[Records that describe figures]
-------
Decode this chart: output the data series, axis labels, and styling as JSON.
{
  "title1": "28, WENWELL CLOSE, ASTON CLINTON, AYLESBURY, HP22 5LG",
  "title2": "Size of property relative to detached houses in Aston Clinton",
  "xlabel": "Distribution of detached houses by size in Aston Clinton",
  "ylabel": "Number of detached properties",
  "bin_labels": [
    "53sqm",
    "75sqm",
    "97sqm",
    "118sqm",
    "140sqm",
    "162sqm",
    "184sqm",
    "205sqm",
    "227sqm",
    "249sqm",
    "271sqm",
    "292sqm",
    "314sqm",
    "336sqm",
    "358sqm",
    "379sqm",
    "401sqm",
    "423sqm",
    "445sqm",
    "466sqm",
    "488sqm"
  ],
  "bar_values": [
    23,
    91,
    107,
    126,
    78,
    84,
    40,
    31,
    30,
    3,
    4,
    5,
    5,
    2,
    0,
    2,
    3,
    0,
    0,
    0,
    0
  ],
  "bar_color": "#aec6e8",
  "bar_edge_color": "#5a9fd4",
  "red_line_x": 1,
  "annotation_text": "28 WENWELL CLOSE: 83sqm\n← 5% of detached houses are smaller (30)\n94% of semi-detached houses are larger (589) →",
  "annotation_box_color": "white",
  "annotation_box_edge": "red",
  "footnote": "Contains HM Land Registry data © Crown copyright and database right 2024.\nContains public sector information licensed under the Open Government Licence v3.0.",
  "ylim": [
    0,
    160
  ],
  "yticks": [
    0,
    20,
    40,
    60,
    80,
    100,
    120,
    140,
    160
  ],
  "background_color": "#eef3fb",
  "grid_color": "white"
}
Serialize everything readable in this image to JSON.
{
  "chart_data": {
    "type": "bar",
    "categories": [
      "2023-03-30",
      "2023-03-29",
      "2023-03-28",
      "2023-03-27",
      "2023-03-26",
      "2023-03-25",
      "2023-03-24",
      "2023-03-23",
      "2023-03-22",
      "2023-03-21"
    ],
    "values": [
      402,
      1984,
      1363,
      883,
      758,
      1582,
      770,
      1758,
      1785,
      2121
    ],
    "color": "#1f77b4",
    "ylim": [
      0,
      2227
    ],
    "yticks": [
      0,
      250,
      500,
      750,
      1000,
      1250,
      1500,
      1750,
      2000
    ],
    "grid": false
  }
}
-------
§ **The problem**: Each line of the listing should be copied exactly.

§ **Reply to the exercise**:
Decode this chart: output the data series, axis labels, and styling as JSON.
{
  "title1": "28, WENWELL CLOSE, ASTON CLINTON, AYLESBURY, HP22 5LG",
  "title2": "Size of property relative to detached houses in Aston Clinton",
  "xlabel": "Distribution of detached houses by size in Aston Clinton",
  "ylabel": "Number of detached properties",
  "bin_labels": [
    "53sqm",
    "75sqm",
    "97sqm",
    "118sqm",
    "140sqm",
    "162sqm",
    "184sqm",
    "205sqm",
    "227sqm",
    "249sqm",
    "271sqm",
    "292sqm",
    "314sqm",
    "336sqm",
    "358sqm",
    "379sqm",
    "401sqm",
    "423sqm",
    "445sqm",
    "466sqm",
    "488sqm"
  ],
  "bar_values": [
    23,
    91,
    107,
    126,
    78,
    84,
    40,
    31,
    30,
    3,
    4,
    5,
    5,
    2,
    0,
    2,
    3,
    0,
    0,
    0,
    0
  ],
  "bar_color": "#aec6e8",
  "bar_edge_color": "#5a9fd4",
  "red_line_x": 1,
  "annotation_text": "28 WENWELL CLOSE: 83sqm\n← 5% of detached houses are smaller (30)\n94% of semi-detached houses are larger (589) →",
  "annotation_box_color": "white",
  "annotation_box_edge": "red",
  "footnote": "Contains HM Land Registry data © Crown copyright and database right 2024.\nContains public sector information licensed under the Open Government Licence v3.0.",
  "ylim": [
    0,
    160
  ],
  "yticks": [
    0,
    20,
    40,
    60,
    80,
    100,
    120,
    140,
    160
  ],
  "background_color": "#eef3fb",
  "grid_color": "white"
}
Serialize everything readable in this image to JSON.
{
  "chart_data": {
    "type": "bar",
    "categories": [
      "2023-03-30",
      "2023-03-29",
      "2023-03-28",
      "2023-03-27",
      "2023-03-26",
      "2023-03-25",
      "2023-03-24",
      "2023-03-23",
      "2023-03-22",
      "2023-03-21"
    ],
    "values": [
      402,
      1984,
      1363,
      883,
      758,
      1582,
      770,
      1758,
      1785,
      2121
    ],
    "color": "#1f77b4",
    "ylim": [
      0,
      2227
    ],
    "yticks": [
      0,
      250,
      500,
      750,
      1000,
      1250,
      1500,
      1750,
      2000
    ],
    "grid": false
  }
}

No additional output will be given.